**Texte source**:
-=-=-=-=-
Star internationale à la frange rouge, Carolina est de retour en France, après sa tournée mondiale. Heureuse de retrouver son public préféré, elle interprète en live des chansons populaires qui touchent le cœur de toutes les générations.

© Audrey Bären.
Mais qui est donc cette incontournable Carolina ? Ou, plus exactement, qui se cache derrière cette artiste plutôt extravagante, à la folie douce ? De qui est-elle l'extension, au juste ?

L'éternelle question autour de l'acte créatif nous interpelle souvent, et nous amène à nous demander quelles influences l'homme ou la femme ont-ils sur leurs "créatures" fabriquées de toutes pièces ! Quelles inspirations les ont portées ! Autant de questions qui peuvent nous traverser particulièrement l'esprit si tant est que l'on connaisse un peu l'histoire de Miguel-Ange Sarmiento !

Parce que ce n'est pas la première fois que Carolina monte sur scène… Décidément, elle en a des choses à nous dire, à chaque fois. Elle est intarissable. Ce n'est pas Rémi Cotta qui dira le contraire, lui qui l'accompagne depuis déjà dix ans et tire sur les ficelles bien huilées de sa vie bien remplie.
-=-=-=-=-
**Listes d'éléments et de cadres**:
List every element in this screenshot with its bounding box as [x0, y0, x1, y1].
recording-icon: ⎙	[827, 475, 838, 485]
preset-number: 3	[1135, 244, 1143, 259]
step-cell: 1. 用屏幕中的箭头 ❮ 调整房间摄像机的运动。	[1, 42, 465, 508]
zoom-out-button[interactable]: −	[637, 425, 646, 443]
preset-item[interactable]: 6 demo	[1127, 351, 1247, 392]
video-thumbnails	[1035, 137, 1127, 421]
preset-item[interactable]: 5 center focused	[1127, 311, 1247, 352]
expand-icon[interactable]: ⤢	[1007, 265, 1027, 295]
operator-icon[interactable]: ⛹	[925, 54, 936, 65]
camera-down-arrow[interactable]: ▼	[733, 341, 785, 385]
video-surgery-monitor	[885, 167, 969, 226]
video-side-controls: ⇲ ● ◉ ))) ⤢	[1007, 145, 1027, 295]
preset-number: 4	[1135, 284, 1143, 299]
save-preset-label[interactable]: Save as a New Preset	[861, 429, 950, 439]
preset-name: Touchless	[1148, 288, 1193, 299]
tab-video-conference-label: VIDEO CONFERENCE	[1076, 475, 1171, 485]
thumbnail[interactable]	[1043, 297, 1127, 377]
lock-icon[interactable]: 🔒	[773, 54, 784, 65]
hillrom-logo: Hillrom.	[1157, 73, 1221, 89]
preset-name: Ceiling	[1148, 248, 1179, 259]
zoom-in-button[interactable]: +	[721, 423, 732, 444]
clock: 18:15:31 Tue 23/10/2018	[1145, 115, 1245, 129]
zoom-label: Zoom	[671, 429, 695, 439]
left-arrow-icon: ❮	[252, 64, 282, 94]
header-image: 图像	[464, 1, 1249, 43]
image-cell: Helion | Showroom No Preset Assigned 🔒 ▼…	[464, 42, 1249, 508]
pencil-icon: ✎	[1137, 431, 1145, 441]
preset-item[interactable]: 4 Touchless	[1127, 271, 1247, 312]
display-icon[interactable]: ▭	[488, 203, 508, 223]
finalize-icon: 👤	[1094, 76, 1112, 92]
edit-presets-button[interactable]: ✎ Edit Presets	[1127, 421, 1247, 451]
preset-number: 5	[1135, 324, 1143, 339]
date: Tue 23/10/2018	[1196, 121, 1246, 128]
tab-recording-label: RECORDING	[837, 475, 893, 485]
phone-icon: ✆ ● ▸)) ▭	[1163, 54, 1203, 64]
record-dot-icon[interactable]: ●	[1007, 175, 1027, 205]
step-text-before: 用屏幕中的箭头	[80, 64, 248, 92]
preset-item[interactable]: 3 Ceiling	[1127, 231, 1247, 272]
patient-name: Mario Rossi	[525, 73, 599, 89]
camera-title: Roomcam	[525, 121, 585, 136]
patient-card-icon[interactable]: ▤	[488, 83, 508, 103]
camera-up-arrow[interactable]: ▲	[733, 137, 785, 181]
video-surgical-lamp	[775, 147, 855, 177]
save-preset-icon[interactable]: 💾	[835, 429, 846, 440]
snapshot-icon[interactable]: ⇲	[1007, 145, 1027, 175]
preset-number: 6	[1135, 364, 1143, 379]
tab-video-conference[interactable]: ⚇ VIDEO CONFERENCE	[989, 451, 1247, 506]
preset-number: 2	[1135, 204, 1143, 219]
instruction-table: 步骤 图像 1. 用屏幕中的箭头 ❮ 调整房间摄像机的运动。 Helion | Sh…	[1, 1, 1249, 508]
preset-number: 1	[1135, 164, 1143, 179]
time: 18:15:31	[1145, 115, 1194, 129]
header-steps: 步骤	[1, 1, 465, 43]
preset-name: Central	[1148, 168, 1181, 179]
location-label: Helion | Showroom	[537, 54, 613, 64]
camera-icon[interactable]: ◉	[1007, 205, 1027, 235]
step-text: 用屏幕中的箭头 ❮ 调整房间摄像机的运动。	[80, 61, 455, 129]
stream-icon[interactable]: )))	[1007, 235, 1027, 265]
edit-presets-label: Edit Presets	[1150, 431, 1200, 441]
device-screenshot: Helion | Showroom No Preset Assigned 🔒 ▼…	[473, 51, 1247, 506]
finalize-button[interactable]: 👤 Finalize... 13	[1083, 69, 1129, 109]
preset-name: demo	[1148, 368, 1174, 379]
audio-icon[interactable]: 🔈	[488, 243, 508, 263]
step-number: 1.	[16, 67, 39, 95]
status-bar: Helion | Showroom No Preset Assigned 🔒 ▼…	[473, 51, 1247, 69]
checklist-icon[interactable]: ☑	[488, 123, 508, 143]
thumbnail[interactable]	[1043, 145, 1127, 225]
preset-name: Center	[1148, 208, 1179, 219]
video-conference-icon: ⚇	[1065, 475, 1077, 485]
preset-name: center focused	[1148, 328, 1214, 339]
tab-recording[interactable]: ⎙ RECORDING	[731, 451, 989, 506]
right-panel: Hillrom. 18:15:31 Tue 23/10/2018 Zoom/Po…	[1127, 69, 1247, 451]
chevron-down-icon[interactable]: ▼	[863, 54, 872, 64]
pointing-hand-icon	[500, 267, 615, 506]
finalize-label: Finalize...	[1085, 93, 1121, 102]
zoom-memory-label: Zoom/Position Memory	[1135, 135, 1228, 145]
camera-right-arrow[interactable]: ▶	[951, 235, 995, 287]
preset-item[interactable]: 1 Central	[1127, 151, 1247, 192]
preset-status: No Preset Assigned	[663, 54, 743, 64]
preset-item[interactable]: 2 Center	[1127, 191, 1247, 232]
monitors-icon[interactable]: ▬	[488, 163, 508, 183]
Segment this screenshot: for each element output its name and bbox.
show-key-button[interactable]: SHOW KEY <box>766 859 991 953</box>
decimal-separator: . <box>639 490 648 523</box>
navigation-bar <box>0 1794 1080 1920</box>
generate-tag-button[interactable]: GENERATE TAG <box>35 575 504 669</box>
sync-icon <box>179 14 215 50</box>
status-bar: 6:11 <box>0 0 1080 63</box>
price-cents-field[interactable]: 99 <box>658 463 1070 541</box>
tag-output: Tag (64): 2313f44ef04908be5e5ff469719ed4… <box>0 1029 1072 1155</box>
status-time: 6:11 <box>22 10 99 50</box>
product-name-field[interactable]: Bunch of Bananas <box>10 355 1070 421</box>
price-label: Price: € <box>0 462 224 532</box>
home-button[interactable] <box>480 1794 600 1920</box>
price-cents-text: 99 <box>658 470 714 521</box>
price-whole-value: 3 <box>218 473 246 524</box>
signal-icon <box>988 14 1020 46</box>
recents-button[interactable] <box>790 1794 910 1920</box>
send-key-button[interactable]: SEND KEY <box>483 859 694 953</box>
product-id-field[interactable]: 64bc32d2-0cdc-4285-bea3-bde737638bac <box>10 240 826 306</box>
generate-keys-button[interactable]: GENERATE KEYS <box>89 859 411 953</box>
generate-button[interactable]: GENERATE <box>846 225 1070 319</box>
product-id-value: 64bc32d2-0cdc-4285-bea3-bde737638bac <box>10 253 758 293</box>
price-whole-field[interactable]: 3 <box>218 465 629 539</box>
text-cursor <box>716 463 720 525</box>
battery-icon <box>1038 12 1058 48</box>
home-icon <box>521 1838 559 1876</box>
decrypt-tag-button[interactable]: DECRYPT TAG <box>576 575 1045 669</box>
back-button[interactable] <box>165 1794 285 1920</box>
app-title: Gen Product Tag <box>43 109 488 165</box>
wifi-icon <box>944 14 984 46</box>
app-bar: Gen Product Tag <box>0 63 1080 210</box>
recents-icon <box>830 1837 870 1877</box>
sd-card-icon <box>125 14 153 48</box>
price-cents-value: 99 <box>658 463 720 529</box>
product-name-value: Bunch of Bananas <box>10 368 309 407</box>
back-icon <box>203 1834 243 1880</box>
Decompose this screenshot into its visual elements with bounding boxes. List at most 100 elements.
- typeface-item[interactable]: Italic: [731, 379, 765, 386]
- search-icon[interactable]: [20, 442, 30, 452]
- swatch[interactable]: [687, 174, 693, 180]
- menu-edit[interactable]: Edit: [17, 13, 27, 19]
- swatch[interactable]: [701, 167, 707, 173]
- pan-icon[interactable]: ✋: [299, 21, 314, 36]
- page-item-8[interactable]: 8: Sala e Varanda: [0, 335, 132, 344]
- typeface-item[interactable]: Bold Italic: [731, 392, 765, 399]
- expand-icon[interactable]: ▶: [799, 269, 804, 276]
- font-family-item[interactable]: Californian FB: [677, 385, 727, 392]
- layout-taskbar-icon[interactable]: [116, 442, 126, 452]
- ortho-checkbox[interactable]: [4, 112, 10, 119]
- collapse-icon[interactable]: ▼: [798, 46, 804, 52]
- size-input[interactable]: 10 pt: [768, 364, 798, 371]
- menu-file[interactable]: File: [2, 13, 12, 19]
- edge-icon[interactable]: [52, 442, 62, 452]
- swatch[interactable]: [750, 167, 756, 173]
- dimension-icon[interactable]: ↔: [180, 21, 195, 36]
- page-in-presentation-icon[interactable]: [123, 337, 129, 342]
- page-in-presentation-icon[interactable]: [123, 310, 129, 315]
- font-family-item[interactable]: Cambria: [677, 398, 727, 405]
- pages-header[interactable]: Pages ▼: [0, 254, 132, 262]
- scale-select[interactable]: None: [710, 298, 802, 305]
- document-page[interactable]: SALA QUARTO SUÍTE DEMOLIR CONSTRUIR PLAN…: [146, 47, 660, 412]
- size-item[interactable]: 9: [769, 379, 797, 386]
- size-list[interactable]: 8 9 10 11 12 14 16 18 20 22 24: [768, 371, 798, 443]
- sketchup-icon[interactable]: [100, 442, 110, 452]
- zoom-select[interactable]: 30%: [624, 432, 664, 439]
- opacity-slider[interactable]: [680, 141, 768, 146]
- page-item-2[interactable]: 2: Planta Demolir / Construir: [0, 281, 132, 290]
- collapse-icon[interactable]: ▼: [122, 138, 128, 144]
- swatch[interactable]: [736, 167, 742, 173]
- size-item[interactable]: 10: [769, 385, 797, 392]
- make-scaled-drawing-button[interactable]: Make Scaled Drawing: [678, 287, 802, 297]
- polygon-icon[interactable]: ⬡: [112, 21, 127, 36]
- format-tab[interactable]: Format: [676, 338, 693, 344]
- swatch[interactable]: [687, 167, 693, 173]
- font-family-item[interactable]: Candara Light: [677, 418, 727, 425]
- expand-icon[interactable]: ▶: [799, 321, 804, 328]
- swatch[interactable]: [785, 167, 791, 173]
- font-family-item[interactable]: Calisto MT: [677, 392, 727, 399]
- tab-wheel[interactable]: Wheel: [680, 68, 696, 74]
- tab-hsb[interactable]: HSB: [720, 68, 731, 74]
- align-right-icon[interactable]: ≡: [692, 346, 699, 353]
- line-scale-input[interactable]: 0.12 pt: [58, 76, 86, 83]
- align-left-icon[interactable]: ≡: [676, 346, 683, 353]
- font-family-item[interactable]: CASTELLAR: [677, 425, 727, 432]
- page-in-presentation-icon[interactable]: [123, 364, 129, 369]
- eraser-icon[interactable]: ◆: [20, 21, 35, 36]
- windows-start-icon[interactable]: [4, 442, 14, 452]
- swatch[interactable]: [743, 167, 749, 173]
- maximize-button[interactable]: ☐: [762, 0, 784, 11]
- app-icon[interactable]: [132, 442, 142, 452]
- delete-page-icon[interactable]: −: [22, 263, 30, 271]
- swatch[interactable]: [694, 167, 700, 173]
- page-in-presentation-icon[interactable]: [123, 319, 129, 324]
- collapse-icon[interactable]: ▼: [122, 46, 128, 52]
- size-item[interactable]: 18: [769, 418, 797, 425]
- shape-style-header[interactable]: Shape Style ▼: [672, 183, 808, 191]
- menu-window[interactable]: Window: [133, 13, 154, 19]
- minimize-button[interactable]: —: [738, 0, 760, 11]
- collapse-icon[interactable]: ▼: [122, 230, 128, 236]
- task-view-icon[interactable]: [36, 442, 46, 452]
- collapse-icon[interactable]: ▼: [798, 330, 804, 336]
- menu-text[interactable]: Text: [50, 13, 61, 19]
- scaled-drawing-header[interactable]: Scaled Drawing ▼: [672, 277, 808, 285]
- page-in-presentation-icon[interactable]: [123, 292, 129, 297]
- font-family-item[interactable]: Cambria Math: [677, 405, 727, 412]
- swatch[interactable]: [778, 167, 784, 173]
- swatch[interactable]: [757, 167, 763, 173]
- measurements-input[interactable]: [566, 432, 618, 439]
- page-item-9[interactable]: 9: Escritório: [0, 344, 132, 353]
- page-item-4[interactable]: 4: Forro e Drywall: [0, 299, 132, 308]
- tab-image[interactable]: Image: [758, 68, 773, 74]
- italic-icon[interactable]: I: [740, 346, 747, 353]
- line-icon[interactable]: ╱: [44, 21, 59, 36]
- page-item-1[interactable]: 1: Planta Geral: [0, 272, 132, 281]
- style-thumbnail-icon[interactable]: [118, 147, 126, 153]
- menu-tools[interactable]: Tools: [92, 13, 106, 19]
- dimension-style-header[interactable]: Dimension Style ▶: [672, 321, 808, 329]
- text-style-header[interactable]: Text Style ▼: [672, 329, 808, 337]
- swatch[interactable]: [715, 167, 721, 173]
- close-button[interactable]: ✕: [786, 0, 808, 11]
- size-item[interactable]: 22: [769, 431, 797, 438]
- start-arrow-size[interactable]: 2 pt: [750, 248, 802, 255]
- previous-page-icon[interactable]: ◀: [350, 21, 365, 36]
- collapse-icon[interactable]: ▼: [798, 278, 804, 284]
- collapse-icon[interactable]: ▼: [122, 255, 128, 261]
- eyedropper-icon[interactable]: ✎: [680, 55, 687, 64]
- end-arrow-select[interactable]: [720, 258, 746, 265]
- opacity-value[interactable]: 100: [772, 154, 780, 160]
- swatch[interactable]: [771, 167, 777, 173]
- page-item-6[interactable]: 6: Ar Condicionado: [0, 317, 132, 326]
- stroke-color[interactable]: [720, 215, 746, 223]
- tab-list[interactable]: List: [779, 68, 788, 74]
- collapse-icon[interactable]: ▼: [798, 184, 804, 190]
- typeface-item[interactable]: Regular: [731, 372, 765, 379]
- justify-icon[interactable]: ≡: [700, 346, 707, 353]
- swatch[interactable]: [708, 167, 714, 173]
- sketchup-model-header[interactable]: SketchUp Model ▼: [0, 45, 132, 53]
-=-=-=-=-
**Tâches à réaliser**:
A. Relevez tous les noms de personnes ou de personnages cités dans le passage sur Carolina.
B. Recopiez le passage sur Carolina à partir de « Parce que ce » jusqu'à « vie bien remplie. » inclus.

**Réponses par tâche**:
A. Carolina, Audrey Bären, Miguel-Ange Sarmiento, Rémi Cotta

B.
Parce que ce n'est pas la première fois que Carolina monte sur scène… Décidément, elle en a des choses à nous dire, à chaque fois. Elle est intarissable. Ce n'est pas Rémi Cotta qui dira le contraire, lui qui l'accompagne depuis déjà dix ans et tire sur les ficelles bien huilées de sa vie bien remplie.